** BEGIN TASK MATERIAL **

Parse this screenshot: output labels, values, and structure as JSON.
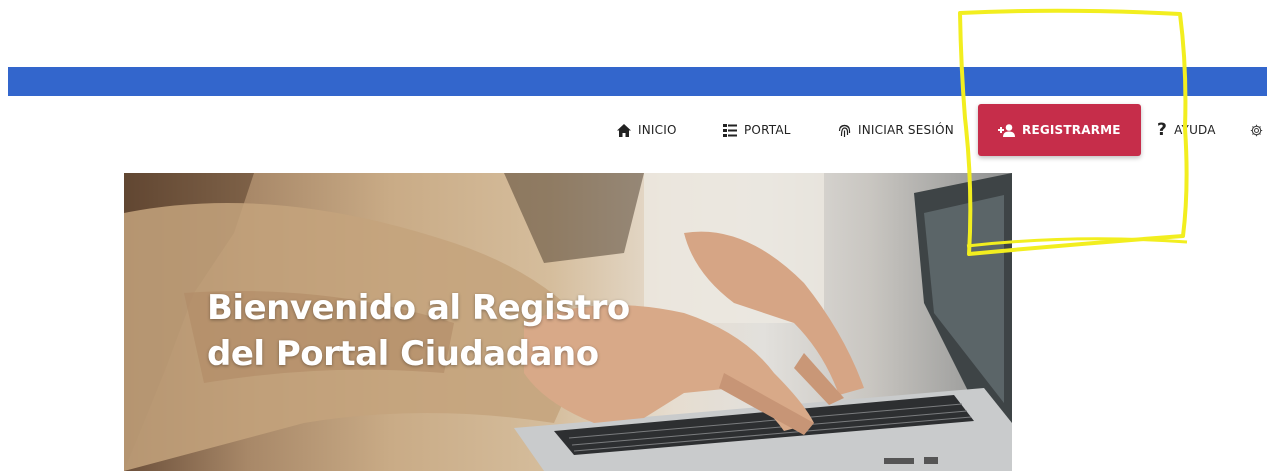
{
  "nav": {
    "items": [
      {
        "label": "INICIO",
        "icon": "home-icon"
      },
      {
        "label": "PORTAL",
        "icon": "list-icon"
      },
      {
        "label": "INICIAR SESIÓN",
        "icon": "fingerprint-icon"
      },
      {
        "label": "REGISTRARME",
        "icon": "add-user-icon"
      },
      {
        "label": "AYUDA",
        "icon": "question-icon"
      }
    ]
  },
  "hero": {
    "title_line1": "Bienvenido al Registro",
    "title_line2": "del Portal Ciudadano"
  },
  "colors": {
    "header_bar": "#3366cc",
    "register_button": "#c62d4a",
    "annotation": "#f2ee1f"
  }
}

** END TASK MATERIAL **

§ **TO DO**
Copy every record above exactly, leaving out the pictures.

§ **RESULT OF THIS TASK**
Parse this screenshot: output labels, values, and structure as JSON.
{
  "nav": {
    "items": [
      {
        "label": "INICIO",
        "icon": "home-icon"
      },
      {
        "label": "PORTAL",
        "icon": "list-icon"
      },
      {
        "label": "INICIAR SESIÓN",
        "icon": "fingerprint-icon"
      },
      {
        "label": "REGISTRARME",
        "icon": "add-user-icon"
      },
      {
        "label": "AYUDA",
        "icon": "question-icon"
      }
    ]
  },
  "hero": {
    "title_line1": "Bienvenido al Registro",
    "title_line2": "del Portal Ciudadano"
  },
  "colors": {
    "header_bar": "#3366cc",
    "register_button": "#c62d4a",
    "annotation": "#f2ee1f"
  }
}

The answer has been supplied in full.